| YOUR OBJECTIVE |
Type out the material below exactly.

[Extracted records]

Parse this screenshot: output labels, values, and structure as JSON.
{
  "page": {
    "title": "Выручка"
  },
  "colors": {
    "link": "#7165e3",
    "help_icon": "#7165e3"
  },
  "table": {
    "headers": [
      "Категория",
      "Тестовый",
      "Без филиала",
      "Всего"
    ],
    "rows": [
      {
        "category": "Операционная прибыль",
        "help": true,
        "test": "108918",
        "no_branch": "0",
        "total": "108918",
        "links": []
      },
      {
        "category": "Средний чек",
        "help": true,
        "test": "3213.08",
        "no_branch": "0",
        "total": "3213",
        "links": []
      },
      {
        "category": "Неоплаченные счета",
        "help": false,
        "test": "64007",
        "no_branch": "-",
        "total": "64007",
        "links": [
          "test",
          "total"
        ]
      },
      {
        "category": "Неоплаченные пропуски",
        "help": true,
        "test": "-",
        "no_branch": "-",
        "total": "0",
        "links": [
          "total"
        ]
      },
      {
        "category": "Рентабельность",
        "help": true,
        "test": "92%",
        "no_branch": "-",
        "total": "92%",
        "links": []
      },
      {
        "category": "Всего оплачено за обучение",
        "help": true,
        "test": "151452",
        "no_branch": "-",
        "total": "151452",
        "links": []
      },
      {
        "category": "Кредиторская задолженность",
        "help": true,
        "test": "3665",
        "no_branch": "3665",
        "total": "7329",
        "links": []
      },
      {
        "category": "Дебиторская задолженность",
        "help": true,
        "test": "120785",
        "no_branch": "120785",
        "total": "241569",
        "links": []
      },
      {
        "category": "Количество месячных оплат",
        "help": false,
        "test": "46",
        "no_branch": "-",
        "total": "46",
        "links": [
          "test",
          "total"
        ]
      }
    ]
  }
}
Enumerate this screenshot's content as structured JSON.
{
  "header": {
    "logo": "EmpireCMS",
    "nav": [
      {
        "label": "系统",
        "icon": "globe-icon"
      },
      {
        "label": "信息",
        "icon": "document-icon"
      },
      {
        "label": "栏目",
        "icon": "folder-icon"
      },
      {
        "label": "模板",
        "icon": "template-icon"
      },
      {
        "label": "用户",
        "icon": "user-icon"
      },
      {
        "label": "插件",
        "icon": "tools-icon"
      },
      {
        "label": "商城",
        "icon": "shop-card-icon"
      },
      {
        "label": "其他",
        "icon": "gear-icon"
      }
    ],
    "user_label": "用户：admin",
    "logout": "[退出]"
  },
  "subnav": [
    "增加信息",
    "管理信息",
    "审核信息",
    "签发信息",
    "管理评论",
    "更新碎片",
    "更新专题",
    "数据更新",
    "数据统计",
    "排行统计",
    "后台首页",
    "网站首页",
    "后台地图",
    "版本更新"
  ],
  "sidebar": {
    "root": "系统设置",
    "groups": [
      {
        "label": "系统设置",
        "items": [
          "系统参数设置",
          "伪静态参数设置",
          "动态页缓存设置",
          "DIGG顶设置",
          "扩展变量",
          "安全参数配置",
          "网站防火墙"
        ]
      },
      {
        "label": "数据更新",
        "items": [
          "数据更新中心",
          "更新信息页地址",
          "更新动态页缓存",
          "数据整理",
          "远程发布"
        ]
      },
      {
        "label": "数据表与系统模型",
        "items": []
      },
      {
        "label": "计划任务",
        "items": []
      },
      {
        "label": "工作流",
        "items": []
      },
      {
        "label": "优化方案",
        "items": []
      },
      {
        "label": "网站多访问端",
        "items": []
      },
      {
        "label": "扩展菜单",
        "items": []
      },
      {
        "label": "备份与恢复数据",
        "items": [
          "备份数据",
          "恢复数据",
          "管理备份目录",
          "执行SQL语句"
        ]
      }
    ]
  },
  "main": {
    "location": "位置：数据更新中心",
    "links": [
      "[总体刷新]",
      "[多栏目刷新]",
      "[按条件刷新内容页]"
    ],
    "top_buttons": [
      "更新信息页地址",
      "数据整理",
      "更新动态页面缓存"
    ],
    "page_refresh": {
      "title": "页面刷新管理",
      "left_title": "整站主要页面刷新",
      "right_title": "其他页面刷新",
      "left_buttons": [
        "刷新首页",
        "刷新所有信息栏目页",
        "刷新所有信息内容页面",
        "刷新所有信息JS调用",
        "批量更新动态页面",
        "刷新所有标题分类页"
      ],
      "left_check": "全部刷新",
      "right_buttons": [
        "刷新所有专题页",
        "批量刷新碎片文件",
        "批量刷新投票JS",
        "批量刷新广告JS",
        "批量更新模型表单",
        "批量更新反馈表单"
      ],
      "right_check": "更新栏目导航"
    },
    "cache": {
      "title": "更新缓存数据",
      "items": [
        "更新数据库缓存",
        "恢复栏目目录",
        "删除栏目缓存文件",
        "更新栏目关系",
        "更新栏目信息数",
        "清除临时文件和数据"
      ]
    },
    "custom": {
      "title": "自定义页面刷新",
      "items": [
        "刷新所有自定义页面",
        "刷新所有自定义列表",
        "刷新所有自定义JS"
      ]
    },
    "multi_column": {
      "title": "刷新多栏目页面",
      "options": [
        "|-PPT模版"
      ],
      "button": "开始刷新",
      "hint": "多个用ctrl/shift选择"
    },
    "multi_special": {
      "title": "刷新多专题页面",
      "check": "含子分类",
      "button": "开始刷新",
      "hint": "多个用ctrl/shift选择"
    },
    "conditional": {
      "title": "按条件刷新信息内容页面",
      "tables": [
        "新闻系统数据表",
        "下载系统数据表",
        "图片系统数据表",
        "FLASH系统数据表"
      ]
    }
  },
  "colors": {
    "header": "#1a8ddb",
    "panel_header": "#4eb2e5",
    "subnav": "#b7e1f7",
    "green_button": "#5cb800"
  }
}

| WRITTEN ANSWER |
Parse this screenshot: output labels, values, and structure as JSON.
{
  "page": {
    "title": "Выручка"
  },
  "colors": {
    "link": "#7165e3",
    "help_icon": "#7165e3"
  },
  "table": {
    "headers": [
      "Категория",
      "Тестовый",
      "Без филиала",
      "Всего"
    ],
    "rows": [
      {
        "category": "Операционная прибыль",
        "help": true,
        "test": "108918",
        "no_branch": "0",
        "total": "108918",
        "links": []
      },
      {
        "category": "Средний чек",
        "help": true,
        "test": "3213.08",
        "no_branch": "0",
        "total": "3213",
        "links": []
      },
      {
        "category": "Неоплаченные счета",
        "help": false,
        "test": "64007",
        "no_branch": "-",
        "total": "64007",
        "links": [
          "test",
          "total"
        ]
      },
      {
        "category": "Неоплаченные пропуски",
        "help": true,
        "test": "-",
        "no_branch": "-",
        "total": "0",
        "links": [
          "total"
        ]
      },
      {
        "category": "Рентабельность",
        "help": true,
        "test": "92%",
        "no_branch": "-",
        "total": "92%",
        "links": []
      },
      {
        "category": "Всего оплачено за обучение",
        "help": true,
        "test": "151452",
        "no_branch": "-",
        "total": "151452",
        "links": []
      },
      {
        "category": "Кредиторская задолженность",
        "help": true,
        "test": "3665",
        "no_branch": "3665",
        "total": "7329",
        "links": []
      },
      {
        "category": "Дебиторская задолженность",
        "help": true,
        "test": "120785",
        "no_branch": "120785",
        "total": "241569",
        "links": []
      },
      {
        "category": "Количество месячных оплат",
        "help": false,
        "test": "46",
        "no_branch": "-",
        "total": "46",
        "links": [
          "test",
          "total"
        ]
      }
    ]
  }
}
Enumerate this screenshot's content as structured JSON.
{
  "header": {
    "logo": "EmpireCMS",
    "nav": [
      {
        "label": "系统",
        "icon": "globe-icon"
      },
      {
        "label": "信息",
        "icon": "document-icon"
      },
      {
        "label": "栏目",
        "icon": "folder-icon"
      },
      {
        "label": "模板",
        "icon": "template-icon"
      },
      {
        "label": "用户",
        "icon": "user-icon"
      },
      {
        "label": "插件",
        "icon": "tools-icon"
      },
      {
        "label": "商城",
        "icon": "shop-card-icon"
      },
      {
        "label": "其他",
        "icon": "gear-icon"
      }
    ],
    "user_label": "用户：admin",
    "logout": "[退出]"
  },
  "subnav": [
    "增加信息",
    "管理信息",
    "审核信息",
    "签发信息",
    "管理评论",
    "更新碎片",
    "更新专题",
    "数据更新",
    "数据统计",
    "排行统计",
    "后台首页",
    "网站首页",
    "后台地图",
    "版本更新"
  ],
  "sidebar": {
    "root": "系统设置",
    "groups": [
      {
        "label": "系统设置",
        "items": [
          "系统参数设置",
          "伪静态参数设置",
          "动态页缓存设置",
          "DIGG顶设置",
          "扩展变量",
          "安全参数配置",
          "网站防火墙"
        ]
      },
      {
        "label": "数据更新",
        "items": [
          "数据更新中心",
          "更新信息页地址",
          "更新动态页缓存",
          "数据整理",
          "远程发布"
        ]
      },
      {
        "label": "数据表与系统模型",
        "items": []
      },
      {
        "label": "计划任务",
        "items": []
      },
      {
        "label": "工作流",
        "items": []
      },
      {
        "label": "优化方案",
        "items": []
      },
      {
        "label": "网站多访问端",
        "items": []
      },
      {
        "label": "扩展菜单",
        "items": []
      },
      {
        "label": "备份与恢复数据",
        "items": [
          "备份数据",
          "恢复数据",
          "管理备份目录",
          "执行SQL语句"
        ]
      }
    ]
  },
  "main": {
    "location": "位置：数据更新中心",
    "links": [
      "[总体刷新]",
      "[多栏目刷新]",
      "[按条件刷新内容页]"
    ],
    "top_buttons": [
      "更新信息页地址",
      "数据整理",
      "更新动态页面缓存"
    ],
    "page_refresh": {
      "title": "页面刷新管理",
      "left_title": "整站主要页面刷新",
      "right_title": "其他页面刷新",
      "left_buttons": [
        "刷新首页",
        "刷新所有信息栏目页",
        "刷新所有信息内容页面",
        "刷新所有信息JS调用",
        "批量更新动态页面",
        "刷新所有标题分类页"
      ],
      "left_check": "全部刷新",
      "right_buttons": [
        "刷新所有专题页",
        "批量刷新碎片文件",
        "批量刷新投票JS",
        "批量刷新广告JS",
        "批量更新模型表单",
        "批量更新反馈表单"
      ],
      "right_check": "更新栏目导航"
    },
    "cache": {
      "title": "更新缓存数据",
      "items": [
        "更新数据库缓存",
        "恢复栏目目录",
        "删除栏目缓存文件",
        "更新栏目关系",
        "更新栏目信息数",
        "清除临时文件和数据"
      ]
    },
    "custom": {
      "title": "自定义页面刷新",
      "items": [
        "刷新所有自定义页面",
        "刷新所有自定义列表",
        "刷新所有自定义JS"
      ]
    },
    "multi_column": {
      "title": "刷新多栏目页面",
      "options": [
        "|-PPT模版"
      ],
      "button": "开始刷新",
      "hint": "多个用ctrl/shift选择"
    },
    "multi_special": {
      "title": "刷新多专题页面",
      "check": "含子分类",
      "button": "开始刷新",
      "hint": "多个用ctrl/shift选择"
    },
    "conditional": {
      "title": "按条件刷新信息内容页面",
      "tables": [
        "新闻系统数据表",
        "下载系统数据表",
        "图片系统数据表",
        "FLASH系统数据表"
      ]
    }
  },
  "colors": {
    "header": "#1a8ddb",
    "panel_header": "#4eb2e5",
    "subnav": "#b7e1f7",
    "green_button": "#5cb800"
  }
}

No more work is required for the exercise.